> Directions for this task
Word for word, retype every entry in the listing.

> Entries from a dataset

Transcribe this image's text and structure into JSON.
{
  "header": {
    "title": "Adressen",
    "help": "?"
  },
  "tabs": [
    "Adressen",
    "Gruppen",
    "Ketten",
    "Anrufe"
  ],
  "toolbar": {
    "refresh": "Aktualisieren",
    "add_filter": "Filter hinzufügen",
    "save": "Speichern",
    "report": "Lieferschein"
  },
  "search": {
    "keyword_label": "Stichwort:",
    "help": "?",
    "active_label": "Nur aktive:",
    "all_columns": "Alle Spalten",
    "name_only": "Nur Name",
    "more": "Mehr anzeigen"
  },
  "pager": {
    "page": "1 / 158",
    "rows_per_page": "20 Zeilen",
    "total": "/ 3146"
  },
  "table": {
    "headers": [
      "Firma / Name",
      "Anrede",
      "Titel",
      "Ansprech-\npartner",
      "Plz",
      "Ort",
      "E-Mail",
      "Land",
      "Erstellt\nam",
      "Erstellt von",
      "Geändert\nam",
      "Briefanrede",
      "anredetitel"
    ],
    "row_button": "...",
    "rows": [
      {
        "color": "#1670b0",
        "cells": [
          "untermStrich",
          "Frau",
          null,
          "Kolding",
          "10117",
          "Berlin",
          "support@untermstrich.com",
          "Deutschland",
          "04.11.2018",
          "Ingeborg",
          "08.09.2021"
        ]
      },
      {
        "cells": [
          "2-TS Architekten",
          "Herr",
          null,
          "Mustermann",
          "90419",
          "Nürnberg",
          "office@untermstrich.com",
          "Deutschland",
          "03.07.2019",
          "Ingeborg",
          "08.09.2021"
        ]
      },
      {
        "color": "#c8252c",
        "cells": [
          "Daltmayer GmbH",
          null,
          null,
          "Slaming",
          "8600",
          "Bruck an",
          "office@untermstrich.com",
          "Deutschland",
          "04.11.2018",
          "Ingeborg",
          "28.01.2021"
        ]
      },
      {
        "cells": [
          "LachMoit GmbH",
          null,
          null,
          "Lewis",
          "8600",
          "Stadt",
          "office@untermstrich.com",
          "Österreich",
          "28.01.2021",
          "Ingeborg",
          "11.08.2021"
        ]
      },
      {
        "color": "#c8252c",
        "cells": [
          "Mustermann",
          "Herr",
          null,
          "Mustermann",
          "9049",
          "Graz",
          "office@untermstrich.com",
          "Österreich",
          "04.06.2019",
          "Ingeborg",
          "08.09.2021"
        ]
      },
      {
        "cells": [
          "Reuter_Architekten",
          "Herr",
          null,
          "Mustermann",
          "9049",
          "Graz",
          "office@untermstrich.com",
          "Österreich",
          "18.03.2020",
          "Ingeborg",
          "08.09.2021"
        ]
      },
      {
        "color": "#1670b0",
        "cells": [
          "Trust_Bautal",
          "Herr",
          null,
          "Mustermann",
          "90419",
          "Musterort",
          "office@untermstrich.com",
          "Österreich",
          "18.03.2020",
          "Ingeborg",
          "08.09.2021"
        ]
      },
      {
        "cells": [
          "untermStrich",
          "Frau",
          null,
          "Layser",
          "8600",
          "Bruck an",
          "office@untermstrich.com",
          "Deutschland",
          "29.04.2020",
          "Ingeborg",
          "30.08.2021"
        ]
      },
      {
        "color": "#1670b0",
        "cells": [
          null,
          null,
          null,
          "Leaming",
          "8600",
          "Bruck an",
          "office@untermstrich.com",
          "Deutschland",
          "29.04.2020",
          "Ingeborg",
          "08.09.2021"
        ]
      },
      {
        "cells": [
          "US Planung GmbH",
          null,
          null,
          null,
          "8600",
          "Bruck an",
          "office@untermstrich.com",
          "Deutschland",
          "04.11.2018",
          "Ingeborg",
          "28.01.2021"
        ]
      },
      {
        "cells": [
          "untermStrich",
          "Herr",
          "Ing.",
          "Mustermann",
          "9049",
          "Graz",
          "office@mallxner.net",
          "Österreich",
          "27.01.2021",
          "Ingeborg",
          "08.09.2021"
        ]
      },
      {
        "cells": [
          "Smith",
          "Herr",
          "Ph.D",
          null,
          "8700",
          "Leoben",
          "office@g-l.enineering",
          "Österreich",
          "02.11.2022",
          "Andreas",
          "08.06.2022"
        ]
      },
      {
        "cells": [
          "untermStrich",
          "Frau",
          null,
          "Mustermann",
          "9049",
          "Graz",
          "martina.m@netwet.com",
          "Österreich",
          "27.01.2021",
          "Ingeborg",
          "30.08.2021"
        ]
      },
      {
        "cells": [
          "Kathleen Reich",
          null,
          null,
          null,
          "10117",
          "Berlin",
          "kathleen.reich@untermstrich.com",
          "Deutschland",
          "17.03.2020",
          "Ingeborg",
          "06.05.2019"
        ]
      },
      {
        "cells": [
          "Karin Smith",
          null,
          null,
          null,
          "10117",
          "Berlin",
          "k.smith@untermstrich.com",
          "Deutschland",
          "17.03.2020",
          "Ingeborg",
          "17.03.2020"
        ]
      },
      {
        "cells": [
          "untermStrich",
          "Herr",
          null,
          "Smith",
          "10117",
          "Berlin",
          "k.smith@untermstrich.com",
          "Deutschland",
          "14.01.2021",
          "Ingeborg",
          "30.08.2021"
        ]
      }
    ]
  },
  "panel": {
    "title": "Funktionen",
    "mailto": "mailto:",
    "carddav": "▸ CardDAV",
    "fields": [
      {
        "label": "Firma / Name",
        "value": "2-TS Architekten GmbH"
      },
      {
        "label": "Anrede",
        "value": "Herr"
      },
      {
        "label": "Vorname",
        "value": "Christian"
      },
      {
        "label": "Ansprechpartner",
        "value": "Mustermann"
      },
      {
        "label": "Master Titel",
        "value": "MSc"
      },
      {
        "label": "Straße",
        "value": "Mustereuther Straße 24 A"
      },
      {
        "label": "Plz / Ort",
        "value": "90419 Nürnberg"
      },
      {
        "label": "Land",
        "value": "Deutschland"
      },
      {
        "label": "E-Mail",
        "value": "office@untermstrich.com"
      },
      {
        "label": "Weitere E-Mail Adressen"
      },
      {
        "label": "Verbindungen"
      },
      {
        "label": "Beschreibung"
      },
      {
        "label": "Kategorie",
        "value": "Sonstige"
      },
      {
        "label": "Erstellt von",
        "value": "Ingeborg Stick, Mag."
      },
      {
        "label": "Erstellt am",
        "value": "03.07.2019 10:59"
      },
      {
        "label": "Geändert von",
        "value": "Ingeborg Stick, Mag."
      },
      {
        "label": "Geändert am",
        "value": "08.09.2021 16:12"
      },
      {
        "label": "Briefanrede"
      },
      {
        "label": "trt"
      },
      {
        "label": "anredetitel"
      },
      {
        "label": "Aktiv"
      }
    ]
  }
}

> Reply to the task
Transcribe this image's text and structure into JSON.
{
  "header": {
    "title": "Adressen",
    "help": "?"
  },
  "tabs": [
    "Adressen",
    "Gruppen",
    "Ketten",
    "Anrufe"
  ],
  "toolbar": {
    "refresh": "Aktualisieren",
    "add_filter": "Filter hinzufügen",
    "save": "Speichern",
    "report": "Lieferschein"
  },
  "search": {
    "keyword_label": "Stichwort:",
    "help": "?",
    "active_label": "Nur aktive:",
    "all_columns": "Alle Spalten",
    "name_only": "Nur Name",
    "more": "Mehr anzeigen"
  },
  "pager": {
    "page": "1 / 158",
    "rows_per_page": "20 Zeilen",
    "total": "/ 3146"
  },
  "table": {
    "headers": [
      "Firma / Name",
      "Anrede",
      "Titel",
      "Ansprech-\npartner",
      "Plz",
      "Ort",
      "E-Mail",
      "Land",
      "Erstellt\nam",
      "Erstellt von",
      "Geändert\nam",
      "Briefanrede",
      "anredetitel"
    ],
    "row_button": "...",
    "rows": [
      {
        "color": "#1670b0",
        "cells": [
          "untermStrich",
          "Frau",
          null,
          "Kolding",
          "10117",
          "Berlin",
          "support@untermstrich.com",
          "Deutschland",
          "04.11.2018",
          "Ingeborg",
          "08.09.2021"
        ]
      },
      {
        "cells": [
          "2-TS Architekten",
          "Herr",
          null,
          "Mustermann",
          "90419",
          "Nürnberg",
          "office@untermstrich.com",
          "Deutschland",
          "03.07.2019",
          "Ingeborg",
          "08.09.2021"
        ]
      },
      {
        "color": "#c8252c",
        "cells": [
          "Daltmayer GmbH",
          null,
          null,
          "Slaming",
          "8600",
          "Bruck an",
          "office@untermstrich.com",
          "Deutschland",
          "04.11.2018",
          "Ingeborg",
          "28.01.2021"
        ]
      },
      {
        "cells": [
          "LachMoit GmbH",
          null,
          null,
          "Lewis",
          "8600",
          "Stadt",
          "office@untermstrich.com",
          "Österreich",
          "28.01.2021",
          "Ingeborg",
          "11.08.2021"
        ]
      },
      {
        "color": "#c8252c",
        "cells": [
          "Mustermann",
          "Herr",
          null,
          "Mustermann",
          "9049",
          "Graz",
          "office@untermstrich.com",
          "Österreich",
          "04.06.2019",
          "Ingeborg",
          "08.09.2021"
        ]
      },
      {
        "cells": [
          "Reuter_Architekten",
          "Herr",
          null,
          "Mustermann",
          "9049",
          "Graz",
          "office@untermstrich.com",
          "Österreich",
          "18.03.2020",
          "Ingeborg",
          "08.09.2021"
        ]
      },
      {
        "color": "#1670b0",
        "cells": [
          "Trust_Bautal",
          "Herr",
          null,
          "Mustermann",
          "90419",
          "Musterort",
          "office@untermstrich.com",
          "Österreich",
          "18.03.2020",
          "Ingeborg",
          "08.09.2021"
        ]
      },
      {
        "cells": [
          "untermStrich",
          "Frau",
          null,
          "Layser",
          "8600",
          "Bruck an",
          "office@untermstrich.com",
          "Deutschland",
          "29.04.2020",
          "Ingeborg",
          "30.08.2021"
        ]
      },
      {
        "color": "#1670b0",
        "cells": [
          null,
          null,
          null,
          "Leaming",
          "8600",
          "Bruck an",
          "office@untermstrich.com",
          "Deutschland",
          "29.04.2020",
          "Ingeborg",
          "08.09.2021"
        ]
      },
      {
        "cells": [
          "US Planung GmbH",
          null,
          null,
          null,
          "8600",
          "Bruck an",
          "office@untermstrich.com",
          "Deutschland",
          "04.11.2018",
          "Ingeborg",
          "28.01.2021"
        ]
      },
      {
        "cells": [
          "untermStrich",
          "Herr",
          "Ing.",
          "Mustermann",
          "9049",
          "Graz",
          "office@mallxner.net",
          "Österreich",
          "27.01.2021",
          "Ingeborg",
          "08.09.2021"
        ]
      },
      {
        "cells": [
          "Smith",
          "Herr",
          "Ph.D",
          null,
          "8700",
          "Leoben",
          "office@g-l.enineering",
          "Österreich",
          "02.11.2022",
          "Andreas",
          "08.06.2022"
        ]
      },
      {
        "cells": [
          "untermStrich",
          "Frau",
          null,
          "Mustermann",
          "9049",
          "Graz",
          "martina.m@netwet.com",
          "Österreich",
          "27.01.2021",
          "Ingeborg",
          "30.08.2021"
        ]
      },
      {
        "cells": [
          "Kathleen Reich",
          null,
          null,
          null,
          "10117",
          "Berlin",
          "kathleen.reich@untermstrich.com",
          "Deutschland",
          "17.03.2020",
          "Ingeborg",
          "06.05.2019"
        ]
      },
      {
        "cells": [
          "Karin Smith",
          null,
          null,
          null,
          "10117",
          "Berlin",
          "k.smith@untermstrich.com",
          "Deutschland",
          "17.03.2020",
          "Ingeborg",
          "17.03.2020"
        ]
      },
      {
        "cells": [
          "untermStrich",
          "Herr",
          null,
          "Smith",
          "10117",
          "Berlin",
          "k.smith@untermstrich.com",
          "Deutschland",
          "14.01.2021",
          "Ingeborg",
          "30.08.2021"
        ]
      }
    ]
  },
  "panel": {
    "title": "Funktionen",
    "mailto": "mailto:",
    "carddav": "▸ CardDAV",
    "fields": [
      {
        "label": "Firma / Name",
        "value": "2-TS Architekten GmbH"
      },
      {
        "label": "Anrede",
        "value": "Herr"
      },
      {
        "label": "Vorname",
        "value": "Christian"
      },
      {
        "label": "Ansprechpartner",
        "value": "Mustermann"
      },
      {
        "label": "Master Titel",
        "value": "MSc"
      },
      {
        "label": "Straße",
        "value": "Mustereuther Straße 24 A"
      },
      {
        "label": "Plz / Ort",
        "value": "90419 Nürnberg"
      },
      {
        "label": "Land",
        "value": "Deutschland"
      },
      {
        "label": "E-Mail",
        "value": "office@untermstrich.com"
      },
      {
        "label": "Weitere E-Mail Adressen"
      },
      {
        "label": "Verbindungen"
      },
      {
        "label": "Beschreibung"
      },
      {
        "label": "Kategorie",
        "value": "Sonstige"
      },
      {
        "label": "Erstellt von",
        "value": "Ingeborg Stick, Mag."
      },
      {
        "label": "Erstellt am",
        "value": "03.07.2019 10:59"
      },
      {
        "label": "Geändert von",
        "value": "Ingeborg Stick, Mag."
      },
      {
        "label": "Geändert am",
        "value": "08.09.2021 16:12"
      },
      {
        "label": "Briefanrede"
      },
      {
        "label": "trt"
      },
      {
        "label": "anredetitel"
      },
      {
        "label": "Aktiv"
      }
    ]
  }
}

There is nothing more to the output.